··· Records for the task ···

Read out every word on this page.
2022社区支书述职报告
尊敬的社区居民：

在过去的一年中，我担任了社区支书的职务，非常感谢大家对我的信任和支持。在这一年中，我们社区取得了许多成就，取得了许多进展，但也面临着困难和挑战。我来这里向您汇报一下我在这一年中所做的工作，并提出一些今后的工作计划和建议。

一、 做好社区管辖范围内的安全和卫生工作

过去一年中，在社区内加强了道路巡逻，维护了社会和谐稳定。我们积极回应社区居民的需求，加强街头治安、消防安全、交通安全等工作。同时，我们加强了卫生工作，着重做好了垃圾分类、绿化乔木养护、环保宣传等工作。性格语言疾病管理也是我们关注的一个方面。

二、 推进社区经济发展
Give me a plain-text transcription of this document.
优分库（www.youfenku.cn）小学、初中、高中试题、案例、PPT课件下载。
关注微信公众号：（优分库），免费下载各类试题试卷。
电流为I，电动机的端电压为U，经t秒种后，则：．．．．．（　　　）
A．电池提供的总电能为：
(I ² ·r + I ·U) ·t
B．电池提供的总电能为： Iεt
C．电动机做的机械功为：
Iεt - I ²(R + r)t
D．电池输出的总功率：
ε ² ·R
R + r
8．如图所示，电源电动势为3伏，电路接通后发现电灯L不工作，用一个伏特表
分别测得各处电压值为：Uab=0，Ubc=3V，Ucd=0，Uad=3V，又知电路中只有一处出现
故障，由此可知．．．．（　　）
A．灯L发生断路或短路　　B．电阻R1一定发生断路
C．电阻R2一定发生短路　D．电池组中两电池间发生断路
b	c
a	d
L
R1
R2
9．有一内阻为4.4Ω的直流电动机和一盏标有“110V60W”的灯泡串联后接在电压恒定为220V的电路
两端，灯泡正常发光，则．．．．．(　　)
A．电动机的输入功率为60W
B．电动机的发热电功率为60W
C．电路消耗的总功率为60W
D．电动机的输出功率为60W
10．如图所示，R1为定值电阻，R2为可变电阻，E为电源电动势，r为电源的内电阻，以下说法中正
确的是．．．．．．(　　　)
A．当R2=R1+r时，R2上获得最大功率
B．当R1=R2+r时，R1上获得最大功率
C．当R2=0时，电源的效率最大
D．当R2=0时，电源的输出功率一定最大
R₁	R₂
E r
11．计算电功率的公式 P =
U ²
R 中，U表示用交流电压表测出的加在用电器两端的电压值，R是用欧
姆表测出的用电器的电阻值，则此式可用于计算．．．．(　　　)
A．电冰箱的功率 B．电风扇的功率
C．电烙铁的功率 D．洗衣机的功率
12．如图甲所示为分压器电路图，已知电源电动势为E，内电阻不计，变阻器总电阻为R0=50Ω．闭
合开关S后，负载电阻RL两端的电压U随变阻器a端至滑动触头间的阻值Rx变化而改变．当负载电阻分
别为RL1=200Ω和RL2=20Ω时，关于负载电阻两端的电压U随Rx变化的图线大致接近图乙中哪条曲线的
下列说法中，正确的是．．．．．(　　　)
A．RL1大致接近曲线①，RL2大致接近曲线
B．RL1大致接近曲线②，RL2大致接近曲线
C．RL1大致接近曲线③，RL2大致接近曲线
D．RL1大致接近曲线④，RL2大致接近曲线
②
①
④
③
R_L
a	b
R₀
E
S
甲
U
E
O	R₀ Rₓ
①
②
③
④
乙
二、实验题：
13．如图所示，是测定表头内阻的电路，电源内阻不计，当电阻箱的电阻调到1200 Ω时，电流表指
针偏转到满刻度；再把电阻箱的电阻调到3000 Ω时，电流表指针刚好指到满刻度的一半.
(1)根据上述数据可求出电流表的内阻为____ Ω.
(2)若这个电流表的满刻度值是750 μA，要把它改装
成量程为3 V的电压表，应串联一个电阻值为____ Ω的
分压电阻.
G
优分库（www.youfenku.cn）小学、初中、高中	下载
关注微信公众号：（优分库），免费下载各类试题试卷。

···

Task statement =>
Take every line from the data above that holds "youfenku" and copy it out.

Response to this task =>
优分库（www.youfenku.cn）小学、初中、高中试题、案例、PPT课件下载。
优分库（www.youfenku.cn）小学、初中、高中	下载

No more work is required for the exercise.